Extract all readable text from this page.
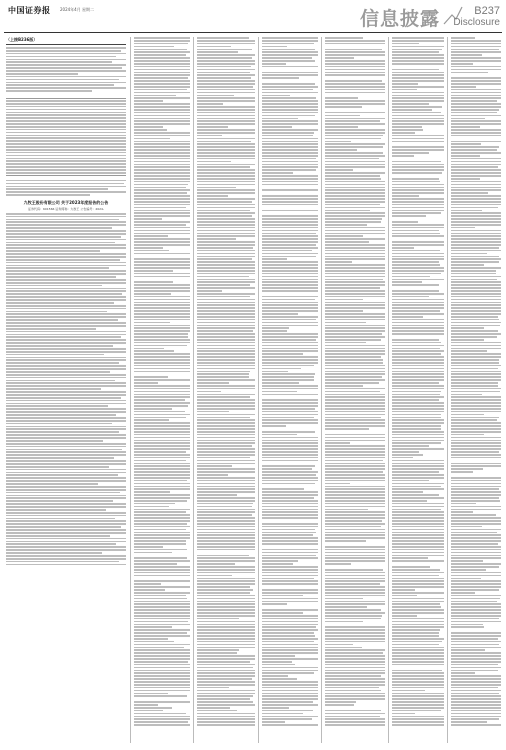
中国证券报 2024年4月 星期二	信息披露	B237
Disclosure
（上接B236版）
九牧王股份有限公司 关于2023年度报告的公告
证券代码：601566 证券简称：九牧王 公告编号：2024-
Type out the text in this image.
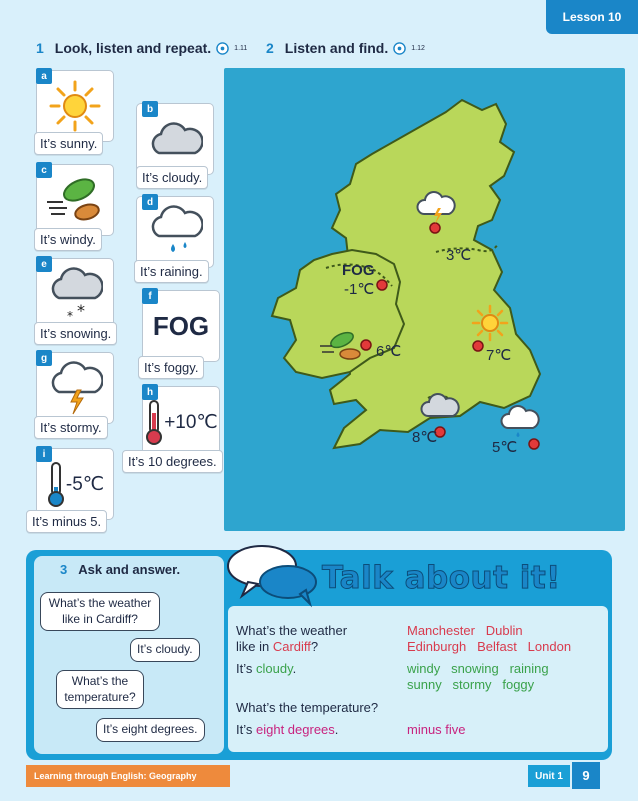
Lesson 10
1 Look, listen and repeat.	1.11 2 Listen and find.	1.12
a
It’s sunny.
b
It’s cloudy.
c
It’s windy.
d
It’s raining.
*
*
e
It’s snowing. FOG
f
It’s foggy.
g
It’s stormy.	+10℃
h
It’s 10 degrees.
-5℃
i
It’s minus 5.
FOG
3℃
-1℃
6℃	7℃
8℃
5℃
3 Ask and answer.	Talk about it!
What’s the weather like in Cardiff?
It’s cloudy.
What’s the temperature?
It’s eight degrees.
What’s the weather
like in Cardiff?
It’s cloudy.
What’s the temperature?
It’s eight degrees.
Manchester   Dublin
Edinburgh   Belfast   London
windy   snowing   raining
sunny   stormy   foggy
minus five
Learning through English: Geography	Unit 1	9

———

Given exercise >>
Go back to the records above and write them out exactly, without the pictures.

Output for this exercise >>
Extract all readable text from this page.
中国证券报 2024年4月 星期二	信息披露	B237
Disclosure
（上接B236版）
九牧王股份有限公司 关于2023年度报告的公告
证券代码：601566 证券简称：九牧王 公告编号：2024-
Type out the text in this image.
Lesson 10
1 Look, listen and repeat.	1.11 2 Listen and find.	1.12
a
It’s sunny.
b
It’s cloudy.
c
It’s windy.
d
It’s raining.
*
*
e
It’s snowing. FOG
f
It’s foggy.
g
It’s stormy.	+10℃
h
It’s 10 degrees.
-5℃
i
It’s minus 5.
FOG
3℃
-1℃
6℃	7℃
8℃
5℃
3 Ask and answer.	Talk about it!
What’s the weather like in Cardiff?
It’s cloudy.
What’s the temperature?
It’s eight degrees.
What’s the weather
like in Cardiff?
It’s cloudy.
What’s the temperature?
It’s eight degrees.
Manchester   Dublin
Edinburgh   Belfast   London
windy   snowing   raining
sunny   stormy   foggy
minus five
Learning through English: Geography	Unit 1	9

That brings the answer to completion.